__Instruction__
Copy out the following lines word for word, with nothing changed.

[Spatial layout entries]
----

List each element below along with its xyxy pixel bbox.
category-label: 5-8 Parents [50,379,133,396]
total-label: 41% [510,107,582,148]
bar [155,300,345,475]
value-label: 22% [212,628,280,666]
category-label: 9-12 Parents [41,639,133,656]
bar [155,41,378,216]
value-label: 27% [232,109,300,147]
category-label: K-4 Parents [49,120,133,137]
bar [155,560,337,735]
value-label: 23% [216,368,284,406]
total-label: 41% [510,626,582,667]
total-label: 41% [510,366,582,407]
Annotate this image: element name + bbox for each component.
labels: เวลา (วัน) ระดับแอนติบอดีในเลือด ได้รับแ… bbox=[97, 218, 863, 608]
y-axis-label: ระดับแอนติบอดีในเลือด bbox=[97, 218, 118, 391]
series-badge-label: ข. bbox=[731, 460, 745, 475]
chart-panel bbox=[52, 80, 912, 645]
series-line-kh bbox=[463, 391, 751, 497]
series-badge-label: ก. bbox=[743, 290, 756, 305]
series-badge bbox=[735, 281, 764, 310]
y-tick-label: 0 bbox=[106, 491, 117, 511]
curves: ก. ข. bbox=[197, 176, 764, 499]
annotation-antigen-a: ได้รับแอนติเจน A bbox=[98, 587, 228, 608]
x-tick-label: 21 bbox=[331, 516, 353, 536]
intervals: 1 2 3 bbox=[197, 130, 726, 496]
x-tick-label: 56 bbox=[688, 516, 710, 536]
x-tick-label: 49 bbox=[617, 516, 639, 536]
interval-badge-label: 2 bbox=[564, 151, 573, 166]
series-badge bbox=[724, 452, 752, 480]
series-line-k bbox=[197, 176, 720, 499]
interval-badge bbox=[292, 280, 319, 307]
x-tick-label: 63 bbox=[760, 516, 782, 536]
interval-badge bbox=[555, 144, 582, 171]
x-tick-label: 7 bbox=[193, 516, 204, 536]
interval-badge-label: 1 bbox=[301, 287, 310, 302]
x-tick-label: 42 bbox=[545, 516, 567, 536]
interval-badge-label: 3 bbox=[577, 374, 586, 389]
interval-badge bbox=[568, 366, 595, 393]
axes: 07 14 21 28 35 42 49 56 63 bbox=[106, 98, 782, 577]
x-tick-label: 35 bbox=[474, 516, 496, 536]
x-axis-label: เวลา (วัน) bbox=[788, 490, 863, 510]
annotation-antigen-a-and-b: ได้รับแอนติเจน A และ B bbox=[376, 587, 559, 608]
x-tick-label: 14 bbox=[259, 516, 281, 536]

----

__Task answer__
List each element below along with its xyxy pixel bbox.
category-label: 5-8 Parents [50,379,133,396]
total-label: 41% [510,107,582,148]
bar [155,300,345,475]
value-label: 22% [212,628,280,666]
category-label: 9-12 Parents [41,639,133,656]
bar [155,41,378,216]
value-label: 27% [232,109,300,147]
category-label: K-4 Parents [49,120,133,137]
bar [155,560,337,735]
value-label: 23% [216,368,284,406]
total-label: 41% [510,626,582,667]
total-label: 41% [510,366,582,407]
Annotate this image: element name + bbox for each component.
labels: เวลา (วัน) ระดับแอนติบอดีในเลือด ได้รับแ… bbox=[97, 218, 863, 608]
y-axis-label: ระดับแอนติบอดีในเลือด bbox=[97, 218, 118, 391]
series-badge-label: ข. bbox=[731, 460, 745, 475]
chart-panel bbox=[52, 80, 912, 645]
series-line-kh bbox=[463, 391, 751, 497]
series-badge-label: ก. bbox=[743, 290, 756, 305]
series-badge bbox=[735, 281, 764, 310]
y-tick-label: 0 bbox=[106, 491, 117, 511]
curves: ก. ข. bbox=[197, 176, 764, 499]
annotation-antigen-a: ได้รับแอนติเจน A bbox=[98, 587, 228, 608]
x-tick-label: 21 bbox=[331, 516, 353, 536]
intervals: 1 2 3 bbox=[197, 130, 726, 496]
x-tick-label: 56 bbox=[688, 516, 710, 536]
x-tick-label: 49 bbox=[617, 516, 639, 536]
interval-badge-label: 2 bbox=[564, 151, 573, 166]
series-badge bbox=[724, 452, 752, 480]
series-line-k bbox=[197, 176, 720, 499]
interval-badge bbox=[292, 280, 319, 307]
x-tick-label: 63 bbox=[760, 516, 782, 536]
interval-badge bbox=[555, 144, 582, 171]
x-tick-label: 7 bbox=[193, 516, 204, 536]
interval-badge-label: 1 bbox=[301, 287, 310, 302]
x-tick-label: 42 bbox=[545, 516, 567, 536]
interval-badge-label: 3 bbox=[577, 374, 586, 389]
interval-badge bbox=[568, 366, 595, 393]
axes: 07 14 21 28 35 42 49 56 63 bbox=[106, 98, 782, 577]
x-tick-label: 35 bbox=[474, 516, 496, 536]
x-axis-label: เวลา (วัน) bbox=[788, 490, 863, 510]
annotation-antigen-a-and-b: ได้รับแอนติเจน A และ B bbox=[376, 587, 559, 608]
x-tick-label: 14 bbox=[259, 516, 281, 536]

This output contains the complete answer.